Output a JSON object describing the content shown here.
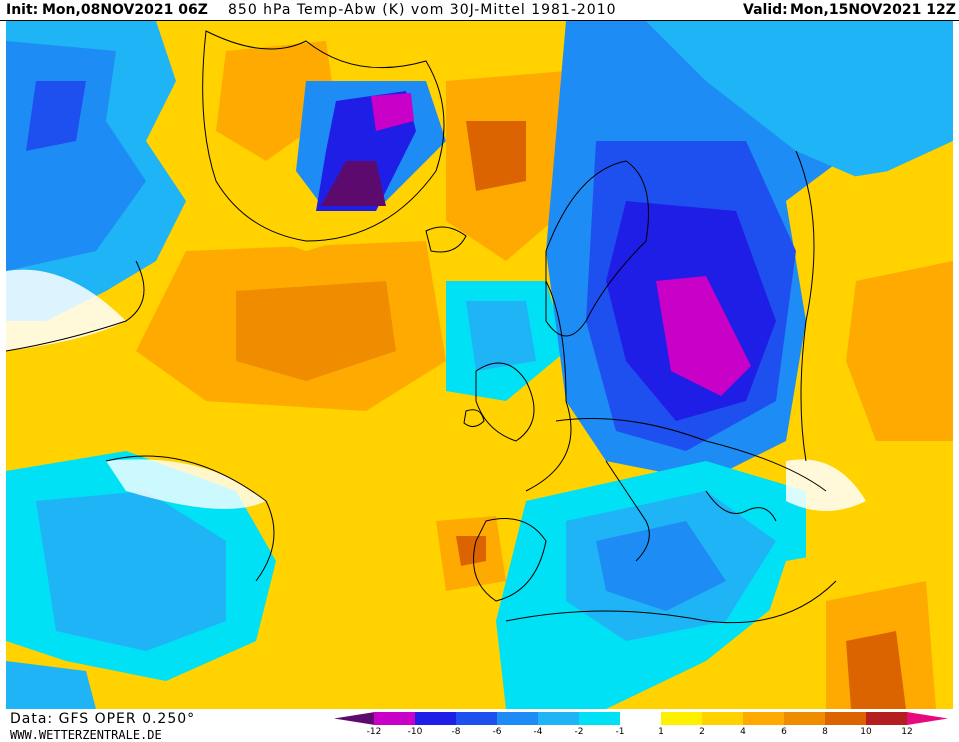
{
  "header": {
    "init_label": "Init:",
    "init_value": "Mon,08NOV2021 06Z",
    "title": "850 hPa Temp-Abw (K) vom 30J-Mittel 1981-2010",
    "valid_label": "Valid:",
    "valid_value": "Mon,15NOV2021 12Z"
  },
  "footer": {
    "data_label": "Data: GFS OPER 0.250°",
    "site": "WWW.WETTERZENTRALE.DE"
  },
  "legend": {
    "ticks": [
      "-12",
      "-10",
      "-8",
      "-6",
      "-4",
      "-2",
      "-1",
      "1",
      "2",
      "4",
      "6",
      "8",
      "10",
      "12"
    ],
    "colors": {
      "lt_-12": "#5c0a6e",
      "-12_-10": "#c800c8",
      "-10_-8": "#1e1ee6",
      "-8_-6": "#1e50f0",
      "-6_-4": "#1e8cf5",
      "-4_-2": "#1eb4f5",
      "-2_-1": "#00e1f5",
      "-1_1": "#ffffff",
      "1_2": "#fff000",
      "2_4": "#ffd200",
      "4_6": "#ffaa00",
      "6_8": "#f08c00",
      "8_10": "#dc6400",
      "10_12": "#b41e1e",
      "gt_12": "#e60a7d"
    }
  }
}
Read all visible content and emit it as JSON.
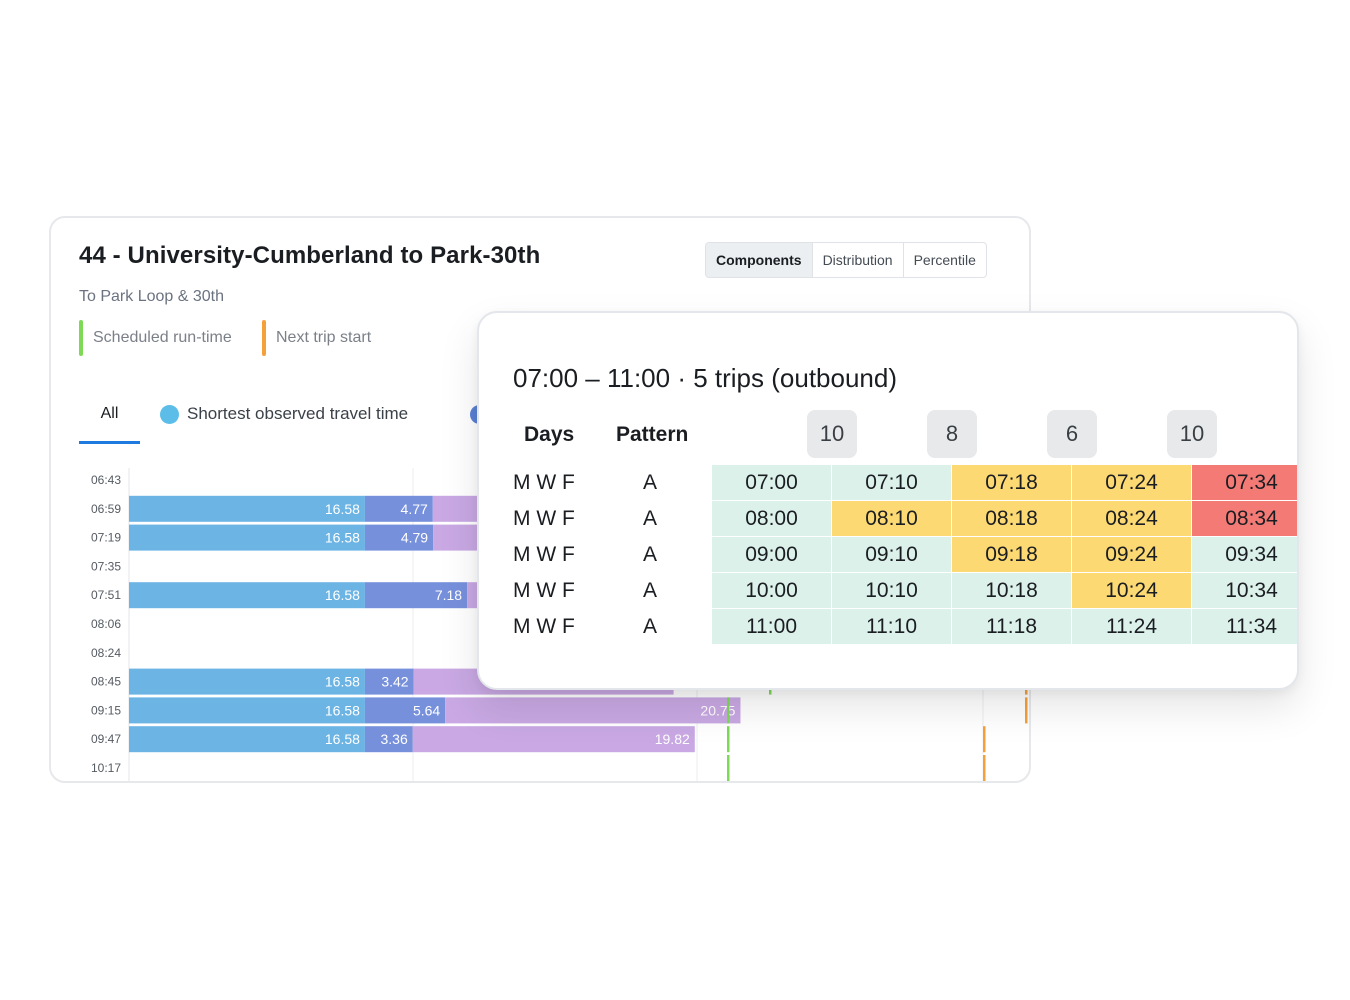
{
  "chart_card": {
    "title": "44 - University-Cumberland to Park-30th",
    "subtitle": "To Park Loop & 30th",
    "legend": [
      {
        "label": "Scheduled run-time",
        "color": "#7ed957"
      },
      {
        "label": "Next trip start",
        "color": "#f5a03a"
      }
    ],
    "view_toggle": {
      "options": [
        "Components",
        "Distribution",
        "Percentile"
      ],
      "selected": "Components"
    },
    "tabs": {
      "all_label": "All",
      "series": [
        {
          "label": "Shortest observed travel time",
          "color": "#5bbde8"
        }
      ],
      "hidden_series_dot_color": "#5b7fd6"
    }
  },
  "chart_data": {
    "type": "bar",
    "orientation": "horizontal",
    "stacked": true,
    "categories": [
      "06:43",
      "06:59",
      "07:19",
      "07:35",
      "07:51",
      "08:06",
      "08:24",
      "08:45",
      "09:15",
      "09:47",
      "10:17"
    ],
    "series": [
      {
        "name": "Shortest observed travel time",
        "color": "#6cb4e4",
        "values": [
          null,
          16.58,
          16.58,
          null,
          16.58,
          null,
          null,
          16.58,
          16.58,
          16.58,
          null
        ]
      },
      {
        "color": "#7790dc",
        "values": [
          null,
          4.77,
          4.79,
          null,
          7.18,
          null,
          null,
          3.42,
          5.64,
          3.36,
          null
        ]
      },
      {
        "color": "#c9a8e3",
        "values": [
          null,
          null,
          null,
          null,
          null,
          null,
          null,
          null,
          20.75,
          19.82,
          null
        ],
        "partially_hidden_values": [
          true,
          true,
          true,
          true,
          true,
          true,
          true,
          true,
          false,
          false,
          false
        ]
      }
    ],
    "scheduled_marker_color": "#7ed957",
    "next_trip_marker_color": "#f5a03a",
    "grid": true
  },
  "detail_card": {
    "title": "07:00 – 11:00 · 5 trips (outbound)",
    "headers": {
      "days": "Days",
      "pattern": "Pattern"
    },
    "headways": [
      "10",
      "8",
      "6",
      "10"
    ],
    "rows": [
      {
        "days": "M W F",
        "pattern": "A",
        "cells": [
          {
            "t": "07:00",
            "s": "green"
          },
          {
            "t": "07:10",
            "s": "green"
          },
          {
            "t": "07:18",
            "s": "yellow"
          },
          {
            "t": "07:24",
            "s": "yellow"
          },
          {
            "t": "07:34",
            "s": "red"
          }
        ]
      },
      {
        "days": "M W F",
        "pattern": "A",
        "cells": [
          {
            "t": "08:00",
            "s": "green"
          },
          {
            "t": "08:10",
            "s": "yellow"
          },
          {
            "t": "08:18",
            "s": "yellow"
          },
          {
            "t": "08:24",
            "s": "yellow"
          },
          {
            "t": "08:34",
            "s": "red"
          }
        ]
      },
      {
        "days": "M W F",
        "pattern": "A",
        "cells": [
          {
            "t": "09:00",
            "s": "green"
          },
          {
            "t": "09:10",
            "s": "green"
          },
          {
            "t": "09:18",
            "s": "yellow"
          },
          {
            "t": "09:24",
            "s": "yellow"
          },
          {
            "t": "09:34",
            "s": "green"
          }
        ]
      },
      {
        "days": "M W F",
        "pattern": "A",
        "cells": [
          {
            "t": "10:00",
            "s": "green"
          },
          {
            "t": "10:10",
            "s": "green"
          },
          {
            "t": "10:18",
            "s": "green"
          },
          {
            "t": "10:24",
            "s": "yellow"
          },
          {
            "t": "10:34",
            "s": "green"
          }
        ]
      },
      {
        "days": "M W F",
        "pattern": "A",
        "cells": [
          {
            "t": "11:00",
            "s": "green"
          },
          {
            "t": "11:10",
            "s": "green"
          },
          {
            "t": "11:18",
            "s": "green"
          },
          {
            "t": "11:24",
            "s": "green"
          },
          {
            "t": "11:34",
            "s": "green"
          }
        ]
      }
    ]
  }
}
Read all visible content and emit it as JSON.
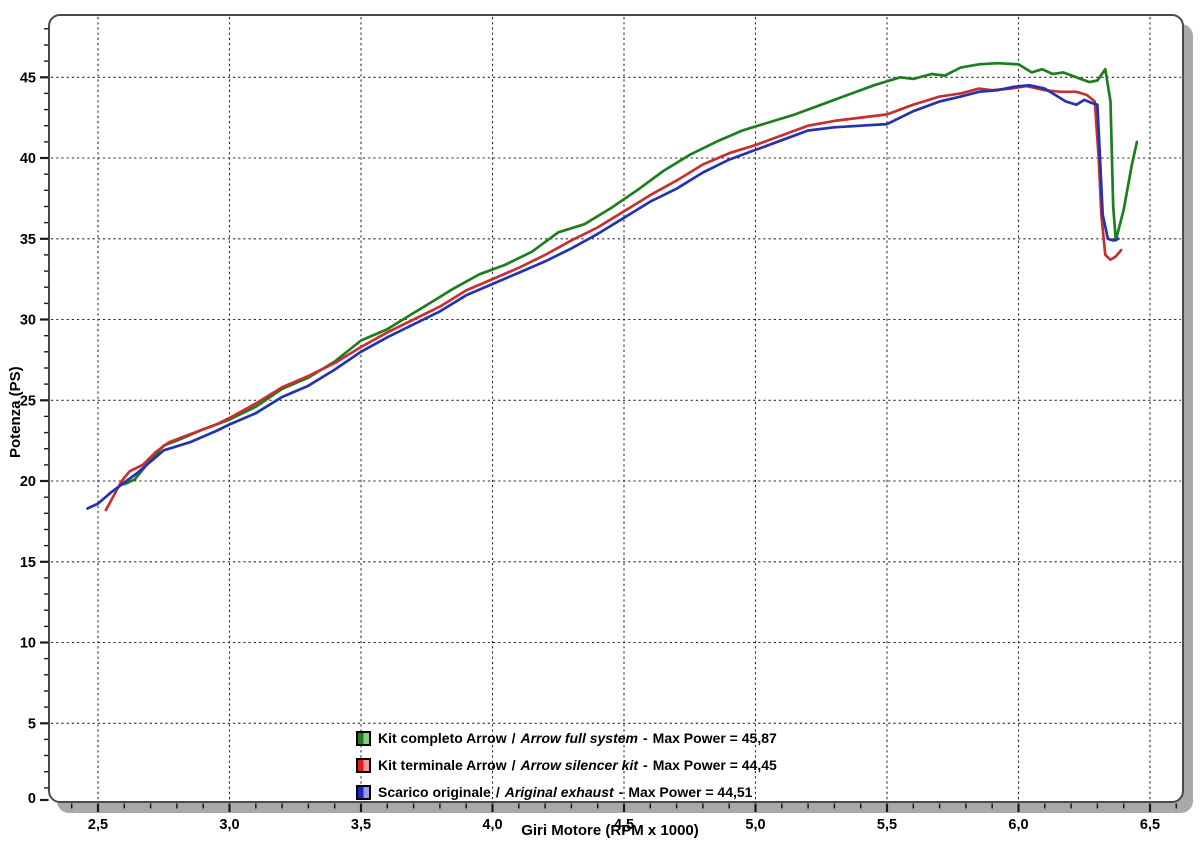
{
  "chart_data": {
    "type": "line",
    "title": "",
    "xlabel": "Giri Motore (RPM x 1000)",
    "ylabel": "Potenza (PS)",
    "legend_separator": "/",
    "legend_dash": "-",
    "grid": {
      "style": "dotted",
      "color": "#2b2b2b"
    },
    "x_axis": {
      "min": 2.31,
      "max": 6.63,
      "minor_step": 0.1,
      "major_ticks": [
        2.5,
        3.0,
        3.5,
        4.0,
        4.5,
        5.0,
        5.5,
        6.0,
        6.5
      ],
      "major_tick_labels": [
        "2,5",
        "3,0",
        "3,5",
        "4,0",
        "4,5",
        "5,0",
        "5,5",
        "6,0",
        "6,5"
      ]
    },
    "y_axis": {
      "min": 0,
      "max": 48.7,
      "minor_step": 1,
      "major_ticks": [
        0,
        5,
        10,
        15,
        20,
        25,
        30,
        35,
        40,
        45
      ],
      "major_tick_labels": [
        "0",
        "5",
        "10",
        "15",
        "20",
        "25",
        "30",
        "35",
        "40",
        "45"
      ]
    },
    "series": [
      {
        "id": "arrow-full-system",
        "label_it": "Kit completo Arrow",
        "label_en": "Arrow full system",
        "max_label": "Max Power = 45,87",
        "max_power_ps": 45.87,
        "color": "#1e7d1e",
        "swatch_colors": [
          "#227a22",
          "#86d086"
        ],
        "points": [
          [
            2.6,
            19.8
          ],
          [
            2.64,
            20.1
          ],
          [
            2.7,
            21.3
          ],
          [
            2.75,
            22.2
          ],
          [
            2.8,
            22.5
          ],
          [
            2.9,
            23.2
          ],
          [
            3.0,
            23.8
          ],
          [
            3.1,
            24.6
          ],
          [
            3.2,
            25.7
          ],
          [
            3.3,
            26.4
          ],
          [
            3.4,
            27.4
          ],
          [
            3.5,
            28.7
          ],
          [
            3.6,
            29.4
          ],
          [
            3.7,
            30.4
          ],
          [
            3.75,
            30.9
          ],
          [
            3.85,
            31.9
          ],
          [
            3.95,
            32.8
          ],
          [
            4.05,
            33.4
          ],
          [
            4.15,
            34.2
          ],
          [
            4.25,
            35.4
          ],
          [
            4.35,
            35.9
          ],
          [
            4.45,
            36.9
          ],
          [
            4.55,
            38.0
          ],
          [
            4.65,
            39.2
          ],
          [
            4.75,
            40.2
          ],
          [
            4.85,
            41.0
          ],
          [
            4.95,
            41.7
          ],
          [
            5.05,
            42.2
          ],
          [
            5.15,
            42.7
          ],
          [
            5.25,
            43.3
          ],
          [
            5.35,
            43.9
          ],
          [
            5.45,
            44.5
          ],
          [
            5.55,
            45.0
          ],
          [
            5.6,
            44.9
          ],
          [
            5.67,
            45.2
          ],
          [
            5.72,
            45.1
          ],
          [
            5.78,
            45.6
          ],
          [
            5.85,
            45.8
          ],
          [
            5.92,
            45.87
          ],
          [
            6.0,
            45.8
          ],
          [
            6.05,
            45.3
          ],
          [
            6.09,
            45.5
          ],
          [
            6.13,
            45.2
          ],
          [
            6.17,
            45.3
          ],
          [
            6.22,
            45.0
          ],
          [
            6.27,
            44.7
          ],
          [
            6.3,
            44.8
          ],
          [
            6.33,
            45.5
          ],
          [
            6.35,
            43.5
          ],
          [
            6.36,
            37.0
          ],
          [
            6.37,
            34.9
          ],
          [
            6.4,
            36.8
          ],
          [
            6.43,
            39.5
          ],
          [
            6.45,
            41.0
          ]
        ]
      },
      {
        "id": "arrow-silencer-kit",
        "label_it": "Kit terminale Arrow",
        "label_en": "Arrow silencer kit",
        "max_label": "Max Power = 44,45",
        "max_power_ps": 44.45,
        "color": "#c63030",
        "swatch_colors": [
          "#e31a1a",
          "#f59a9a"
        ],
        "points": [
          [
            2.53,
            18.2
          ],
          [
            2.56,
            19.1
          ],
          [
            2.59,
            20.0
          ],
          [
            2.62,
            20.6
          ],
          [
            2.67,
            21.0
          ],
          [
            2.72,
            21.8
          ],
          [
            2.77,
            22.4
          ],
          [
            2.85,
            22.9
          ],
          [
            2.95,
            23.5
          ],
          [
            3.0,
            23.9
          ],
          [
            3.1,
            24.8
          ],
          [
            3.2,
            25.8
          ],
          [
            3.3,
            26.5
          ],
          [
            3.4,
            27.3
          ],
          [
            3.5,
            28.3
          ],
          [
            3.6,
            29.2
          ],
          [
            3.7,
            30.0
          ],
          [
            3.8,
            30.8
          ],
          [
            3.9,
            31.8
          ],
          [
            4.0,
            32.5
          ],
          [
            4.1,
            33.2
          ],
          [
            4.2,
            34.0
          ],
          [
            4.3,
            34.9
          ],
          [
            4.4,
            35.7
          ],
          [
            4.5,
            36.7
          ],
          [
            4.6,
            37.7
          ],
          [
            4.7,
            38.6
          ],
          [
            4.8,
            39.6
          ],
          [
            4.9,
            40.3
          ],
          [
            5.0,
            40.8
          ],
          [
            5.1,
            41.4
          ],
          [
            5.2,
            42.0
          ],
          [
            5.3,
            42.3
          ],
          [
            5.4,
            42.5
          ],
          [
            5.5,
            42.7
          ],
          [
            5.6,
            43.3
          ],
          [
            5.7,
            43.8
          ],
          [
            5.78,
            44.0
          ],
          [
            5.85,
            44.3
          ],
          [
            5.9,
            44.2
          ],
          [
            5.97,
            44.3
          ],
          [
            6.03,
            44.45
          ],
          [
            6.1,
            44.2
          ],
          [
            6.16,
            44.1
          ],
          [
            6.22,
            44.1
          ],
          [
            6.26,
            43.9
          ],
          [
            6.29,
            43.5
          ],
          [
            6.305,
            40.0
          ],
          [
            6.315,
            36.5
          ],
          [
            6.33,
            34.0
          ],
          [
            6.35,
            33.7
          ],
          [
            6.37,
            33.9
          ],
          [
            6.39,
            34.3
          ]
        ]
      },
      {
        "id": "original-exhaust",
        "label_it": "Scarico originale",
        "label_en": "Ariginal exhaust",
        "max_label": "Max Power = 44,51",
        "max_power_ps": 44.51,
        "color": "#2433ad",
        "swatch_colors": [
          "#2020d0",
          "#9a9ae8"
        ],
        "points": [
          [
            2.46,
            18.3
          ],
          [
            2.5,
            18.6
          ],
          [
            2.55,
            19.3
          ],
          [
            2.6,
            19.9
          ],
          [
            2.65,
            20.5
          ],
          [
            2.7,
            21.2
          ],
          [
            2.75,
            21.9
          ],
          [
            2.85,
            22.4
          ],
          [
            2.95,
            23.1
          ],
          [
            3.0,
            23.5
          ],
          [
            3.1,
            24.2
          ],
          [
            3.2,
            25.2
          ],
          [
            3.3,
            25.9
          ],
          [
            3.4,
            26.9
          ],
          [
            3.5,
            28.0
          ],
          [
            3.6,
            28.9
          ],
          [
            3.7,
            29.7
          ],
          [
            3.8,
            30.5
          ],
          [
            3.9,
            31.5
          ],
          [
            4.0,
            32.2
          ],
          [
            4.1,
            32.9
          ],
          [
            4.2,
            33.6
          ],
          [
            4.3,
            34.4
          ],
          [
            4.4,
            35.3
          ],
          [
            4.5,
            36.3
          ],
          [
            4.6,
            37.3
          ],
          [
            4.7,
            38.1
          ],
          [
            4.8,
            39.1
          ],
          [
            4.9,
            39.9
          ],
          [
            5.0,
            40.5
          ],
          [
            5.1,
            41.1
          ],
          [
            5.2,
            41.7
          ],
          [
            5.3,
            41.9
          ],
          [
            5.4,
            42.0
          ],
          [
            5.5,
            42.1
          ],
          [
            5.6,
            42.9
          ],
          [
            5.7,
            43.5
          ],
          [
            5.78,
            43.8
          ],
          [
            5.85,
            44.1
          ],
          [
            5.92,
            44.2
          ],
          [
            5.98,
            44.4
          ],
          [
            6.04,
            44.51
          ],
          [
            6.1,
            44.3
          ],
          [
            6.14,
            43.9
          ],
          [
            6.18,
            43.5
          ],
          [
            6.22,
            43.3
          ],
          [
            6.25,
            43.6
          ],
          [
            6.28,
            43.4
          ],
          [
            6.3,
            43.3
          ],
          [
            6.31,
            40.0
          ],
          [
            6.32,
            36.5
          ],
          [
            6.34,
            35.0
          ],
          [
            6.36,
            34.9
          ],
          [
            6.38,
            35.0
          ]
        ]
      }
    ]
  }
}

■ ■ ■

Return, from the data, each line that has the word "silencer" in it.

» Task output:
        "id": "arrow-silencer-kit",
        "label_en": "Arrow silencer kit",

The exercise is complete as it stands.